[Goal]:
Find each line containing the string "name" and return it.

## Begin Input material

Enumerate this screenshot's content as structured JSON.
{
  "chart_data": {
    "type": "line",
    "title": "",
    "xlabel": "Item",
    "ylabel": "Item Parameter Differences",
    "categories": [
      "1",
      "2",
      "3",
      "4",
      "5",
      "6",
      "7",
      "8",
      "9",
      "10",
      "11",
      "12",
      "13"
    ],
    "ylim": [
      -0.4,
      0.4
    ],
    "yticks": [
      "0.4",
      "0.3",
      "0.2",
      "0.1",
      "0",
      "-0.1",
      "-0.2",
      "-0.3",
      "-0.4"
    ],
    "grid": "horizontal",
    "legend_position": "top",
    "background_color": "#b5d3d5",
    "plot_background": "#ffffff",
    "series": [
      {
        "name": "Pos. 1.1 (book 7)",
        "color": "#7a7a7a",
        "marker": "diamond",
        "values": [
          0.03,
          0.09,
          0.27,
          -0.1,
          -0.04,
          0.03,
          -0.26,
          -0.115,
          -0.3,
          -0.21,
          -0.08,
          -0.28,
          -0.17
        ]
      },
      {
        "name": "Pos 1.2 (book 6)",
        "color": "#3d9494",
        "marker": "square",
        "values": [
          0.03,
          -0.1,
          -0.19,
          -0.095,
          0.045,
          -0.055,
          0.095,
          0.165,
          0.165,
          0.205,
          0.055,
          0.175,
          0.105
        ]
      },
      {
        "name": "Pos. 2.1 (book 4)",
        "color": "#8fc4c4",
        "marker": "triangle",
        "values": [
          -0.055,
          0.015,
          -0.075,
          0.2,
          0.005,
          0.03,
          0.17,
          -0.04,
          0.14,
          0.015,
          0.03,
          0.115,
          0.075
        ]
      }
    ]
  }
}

## End Input material

[Task result]:
        "name": "Pos. 1.1 (book 7)",
        "name": "Pos 1.2 (book 6)",
        "name": "Pos. 2.1 (book 4)",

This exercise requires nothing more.